--- Exercise objective ---
Go through the entries and transcribe each one exactly, dropping the pictures.

** START OF Data shown **

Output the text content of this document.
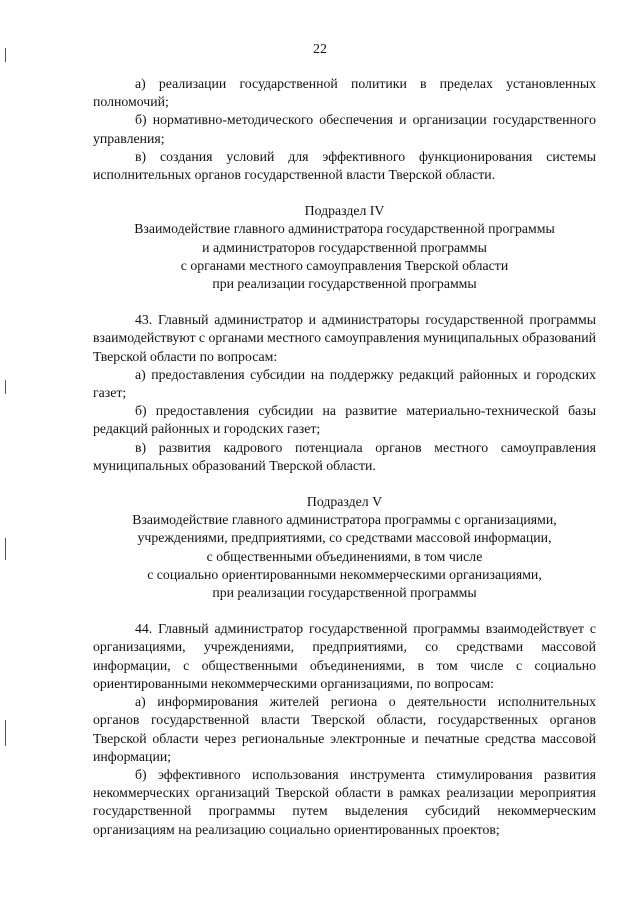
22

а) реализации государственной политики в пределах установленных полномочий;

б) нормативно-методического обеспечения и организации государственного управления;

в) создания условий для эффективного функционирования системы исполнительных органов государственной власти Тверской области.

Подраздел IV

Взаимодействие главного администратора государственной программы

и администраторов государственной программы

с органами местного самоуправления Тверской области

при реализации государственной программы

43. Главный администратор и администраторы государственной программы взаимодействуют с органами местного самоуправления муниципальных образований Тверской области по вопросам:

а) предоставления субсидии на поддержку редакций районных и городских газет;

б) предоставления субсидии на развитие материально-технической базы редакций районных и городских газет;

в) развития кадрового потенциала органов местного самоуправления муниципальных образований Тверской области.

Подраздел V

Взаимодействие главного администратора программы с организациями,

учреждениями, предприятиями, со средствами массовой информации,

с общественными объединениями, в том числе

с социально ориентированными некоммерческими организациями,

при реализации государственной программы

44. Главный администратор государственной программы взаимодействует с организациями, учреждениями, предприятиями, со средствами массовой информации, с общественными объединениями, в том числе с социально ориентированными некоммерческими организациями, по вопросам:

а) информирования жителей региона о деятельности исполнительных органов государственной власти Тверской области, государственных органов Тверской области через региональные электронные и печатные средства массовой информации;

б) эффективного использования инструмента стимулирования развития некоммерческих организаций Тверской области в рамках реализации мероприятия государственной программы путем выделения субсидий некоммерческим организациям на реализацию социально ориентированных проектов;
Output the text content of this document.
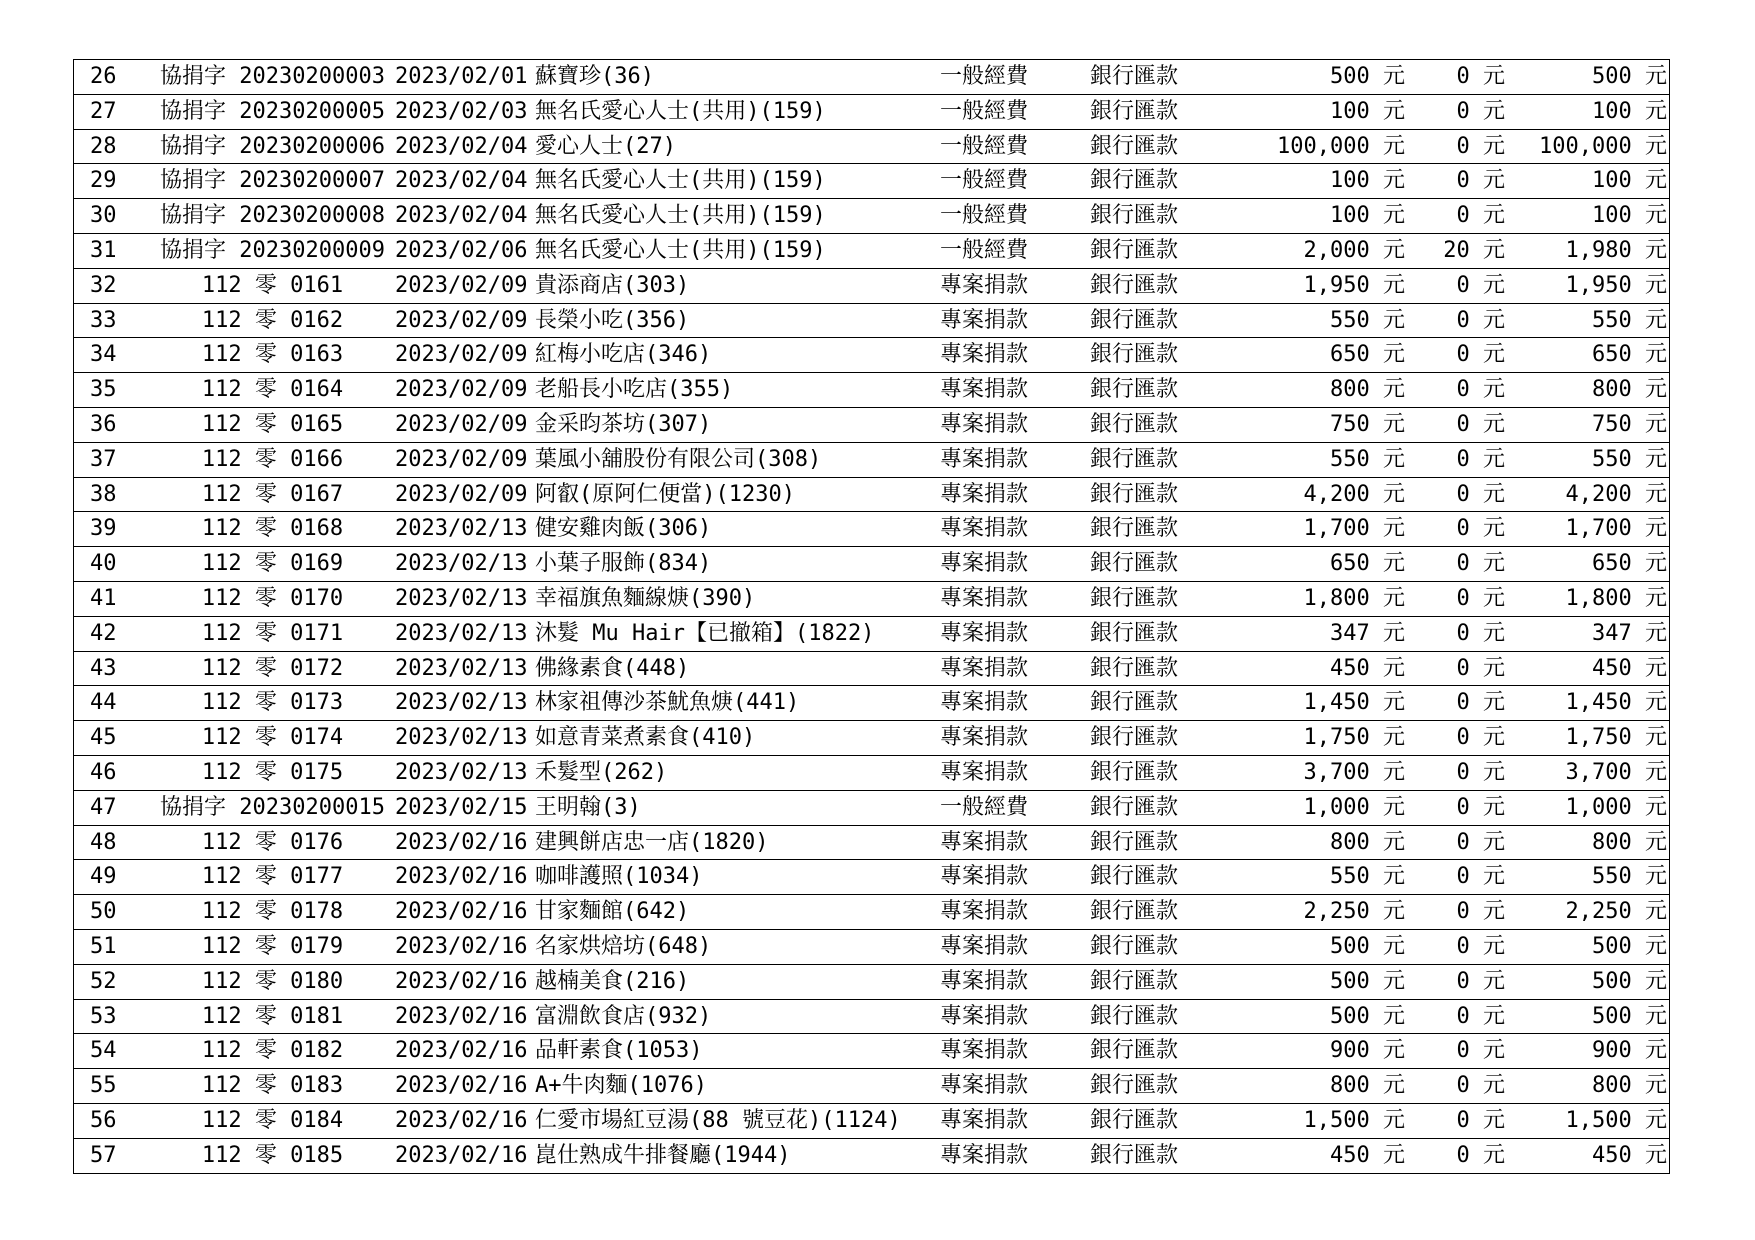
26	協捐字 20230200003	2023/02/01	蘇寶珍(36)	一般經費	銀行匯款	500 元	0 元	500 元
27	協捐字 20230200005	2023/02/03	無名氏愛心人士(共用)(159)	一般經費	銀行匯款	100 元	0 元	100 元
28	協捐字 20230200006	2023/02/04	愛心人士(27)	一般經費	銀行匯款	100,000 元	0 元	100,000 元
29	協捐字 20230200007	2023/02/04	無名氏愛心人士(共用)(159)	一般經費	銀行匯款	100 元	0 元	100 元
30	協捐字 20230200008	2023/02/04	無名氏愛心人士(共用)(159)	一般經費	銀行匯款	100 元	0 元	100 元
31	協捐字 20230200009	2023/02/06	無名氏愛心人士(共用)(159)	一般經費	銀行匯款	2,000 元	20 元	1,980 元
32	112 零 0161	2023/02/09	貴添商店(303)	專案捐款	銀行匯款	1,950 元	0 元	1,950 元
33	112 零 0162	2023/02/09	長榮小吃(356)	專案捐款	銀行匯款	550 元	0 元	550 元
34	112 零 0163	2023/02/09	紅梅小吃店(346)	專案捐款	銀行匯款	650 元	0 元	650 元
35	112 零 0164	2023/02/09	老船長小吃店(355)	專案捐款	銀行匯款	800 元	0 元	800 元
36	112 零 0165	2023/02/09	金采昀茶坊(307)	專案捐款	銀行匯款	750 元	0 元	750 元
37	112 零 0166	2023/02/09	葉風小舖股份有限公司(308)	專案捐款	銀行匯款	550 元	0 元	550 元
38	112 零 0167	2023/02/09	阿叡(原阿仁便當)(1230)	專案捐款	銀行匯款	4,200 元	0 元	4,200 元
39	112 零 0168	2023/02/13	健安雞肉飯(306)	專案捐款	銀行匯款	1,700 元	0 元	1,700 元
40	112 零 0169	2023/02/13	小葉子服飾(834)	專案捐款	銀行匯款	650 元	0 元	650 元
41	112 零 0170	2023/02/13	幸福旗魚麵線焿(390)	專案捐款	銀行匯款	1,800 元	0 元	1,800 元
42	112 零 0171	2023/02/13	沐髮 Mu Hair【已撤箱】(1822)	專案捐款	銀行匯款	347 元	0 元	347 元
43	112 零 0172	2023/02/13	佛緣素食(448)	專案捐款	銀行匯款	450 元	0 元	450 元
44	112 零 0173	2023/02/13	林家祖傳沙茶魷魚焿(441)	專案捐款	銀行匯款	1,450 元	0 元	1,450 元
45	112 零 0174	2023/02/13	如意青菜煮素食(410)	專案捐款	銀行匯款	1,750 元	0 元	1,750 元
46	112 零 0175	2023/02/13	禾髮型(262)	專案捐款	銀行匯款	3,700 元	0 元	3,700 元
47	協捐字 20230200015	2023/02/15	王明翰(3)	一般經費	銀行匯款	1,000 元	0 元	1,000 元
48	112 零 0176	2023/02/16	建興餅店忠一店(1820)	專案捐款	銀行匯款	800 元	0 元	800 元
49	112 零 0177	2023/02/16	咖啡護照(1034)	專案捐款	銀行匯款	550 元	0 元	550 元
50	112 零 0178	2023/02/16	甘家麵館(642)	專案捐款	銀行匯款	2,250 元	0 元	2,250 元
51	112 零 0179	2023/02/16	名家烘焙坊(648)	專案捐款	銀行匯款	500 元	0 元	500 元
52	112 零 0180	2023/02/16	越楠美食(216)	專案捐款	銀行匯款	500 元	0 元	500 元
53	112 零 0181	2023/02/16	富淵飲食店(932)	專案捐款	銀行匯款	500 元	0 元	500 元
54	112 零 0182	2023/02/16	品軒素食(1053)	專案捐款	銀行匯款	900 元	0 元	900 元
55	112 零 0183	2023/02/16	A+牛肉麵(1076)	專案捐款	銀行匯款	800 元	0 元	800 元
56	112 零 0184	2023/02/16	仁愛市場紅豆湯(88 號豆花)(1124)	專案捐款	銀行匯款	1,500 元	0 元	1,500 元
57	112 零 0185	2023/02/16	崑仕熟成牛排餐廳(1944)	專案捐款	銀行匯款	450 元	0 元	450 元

** END OF Data shown **

--- Result of this task ---
Output the text content of this document.
22

а) реализации государственной политики в пределах установленных полномочий;

б) нормативно-методического обеспечения и организации государственного управления;

в) создания условий для эффективного функционирования системы исполнительных органов государственной власти Тверской области.

Подраздел IV

Взаимодействие главного администратора государственной программы

и администраторов государственной программы

с органами местного самоуправления Тверской области

при реализации государственной программы

43. Главный администратор и администраторы государственной программы взаимодействуют с органами местного самоуправления муниципальных образований Тверской области по вопросам:

а) предоставления субсидии на поддержку редакций районных и городских газет;

б) предоставления субсидии на развитие материально-технической базы редакций районных и городских газет;

в) развития кадрового потенциала органов местного самоуправления муниципальных образований Тверской области.

Подраздел V

Взаимодействие главного администратора программы с организациями,

учреждениями, предприятиями, со средствами массовой информации,

с общественными объединениями, в том числе

с социально ориентированными некоммерческими организациями,

при реализации государственной программы

44. Главный администратор государственной программы взаимодействует с организациями, учреждениями, предприятиями, со средствами массовой информации, с общественными объединениями, в том числе с социально ориентированными некоммерческими организациями, по вопросам:

а) информирования жителей региона о деятельности исполнительных органов государственной власти Тверской области, государственных органов Тверской области через региональные электронные и печатные средства массовой информации;

б) эффективного использования инструмента стимулирования развития некоммерческих организаций Тверской области в рамках реализации мероприятия государственной программы путем выделения субсидий некоммерческим организациям на реализацию социально ориентированных проектов;
Output the text content of this document.
26	協捐字 20230200003	2023/02/01	蘇寶珍(36)	一般經費	銀行匯款	500 元	0 元	500 元
27	協捐字 20230200005	2023/02/03	無名氏愛心人士(共用)(159)	一般經費	銀行匯款	100 元	0 元	100 元
28	協捐字 20230200006	2023/02/04	愛心人士(27)	一般經費	銀行匯款	100,000 元	0 元	100,000 元
29	協捐字 20230200007	2023/02/04	無名氏愛心人士(共用)(159)	一般經費	銀行匯款	100 元	0 元	100 元
30	協捐字 20230200008	2023/02/04	無名氏愛心人士(共用)(159)	一般經費	銀行匯款	100 元	0 元	100 元
31	協捐字 20230200009	2023/02/06	無名氏愛心人士(共用)(159)	一般經費	銀行匯款	2,000 元	20 元	1,980 元
32	112 零 0161	2023/02/09	貴添商店(303)	專案捐款	銀行匯款	1,950 元	0 元	1,950 元
33	112 零 0162	2023/02/09	長榮小吃(356)	專案捐款	銀行匯款	550 元	0 元	550 元
34	112 零 0163	2023/02/09	紅梅小吃店(346)	專案捐款	銀行匯款	650 元	0 元	650 元
35	112 零 0164	2023/02/09	老船長小吃店(355)	專案捐款	銀行匯款	800 元	0 元	800 元
36	112 零 0165	2023/02/09	金采昀茶坊(307)	專案捐款	銀行匯款	750 元	0 元	750 元
37	112 零 0166	2023/02/09	葉風小舖股份有限公司(308)	專案捐款	銀行匯款	550 元	0 元	550 元
38	112 零 0167	2023/02/09	阿叡(原阿仁便當)(1230)	專案捐款	銀行匯款	4,200 元	0 元	4,200 元
39	112 零 0168	2023/02/13	健安雞肉飯(306)	專案捐款	銀行匯款	1,700 元	0 元	1,700 元
40	112 零 0169	2023/02/13	小葉子服飾(834)	專案捐款	銀行匯款	650 元	0 元	650 元
41	112 零 0170	2023/02/13	幸福旗魚麵線焿(390)	專案捐款	銀行匯款	1,800 元	0 元	1,800 元
42	112 零 0171	2023/02/13	沐髮 Mu Hair【已撤箱】(1822)	專案捐款	銀行匯款	347 元	0 元	347 元
43	112 零 0172	2023/02/13	佛緣素食(448)	專案捐款	銀行匯款	450 元	0 元	450 元
44	112 零 0173	2023/02/13	林家祖傳沙茶魷魚焿(441)	專案捐款	銀行匯款	1,450 元	0 元	1,450 元
45	112 零 0174	2023/02/13	如意青菜煮素食(410)	專案捐款	銀行匯款	1,750 元	0 元	1,750 元
46	112 零 0175	2023/02/13	禾髮型(262)	專案捐款	銀行匯款	3,700 元	0 元	3,700 元
47	協捐字 20230200015	2023/02/15	王明翰(3)	一般經費	銀行匯款	1,000 元	0 元	1,000 元
48	112 零 0176	2023/02/16	建興餅店忠一店(1820)	專案捐款	銀行匯款	800 元	0 元	800 元
49	112 零 0177	2023/02/16	咖啡護照(1034)	專案捐款	銀行匯款	550 元	0 元	550 元
50	112 零 0178	2023/02/16	甘家麵館(642)	專案捐款	銀行匯款	2,250 元	0 元	2,250 元
51	112 零 0179	2023/02/16	名家烘焙坊(648)	專案捐款	銀行匯款	500 元	0 元	500 元
52	112 零 0180	2023/02/16	越楠美食(216)	專案捐款	銀行匯款	500 元	0 元	500 元
53	112 零 0181	2023/02/16	富淵飲食店(932)	專案捐款	銀行匯款	500 元	0 元	500 元
54	112 零 0182	2023/02/16	品軒素食(1053)	專案捐款	銀行匯款	900 元	0 元	900 元
55	112 零 0183	2023/02/16	A+牛肉麵(1076)	專案捐款	銀行匯款	800 元	0 元	800 元
56	112 零 0184	2023/02/16	仁愛市場紅豆湯(88 號豆花)(1124)	專案捐款	銀行匯款	1,500 元	0 元	1,500 元
57	112 零 0185	2023/02/16	崑仕熟成牛排餐廳(1944)	專案捐款	銀行匯款	450 元	0 元	450 元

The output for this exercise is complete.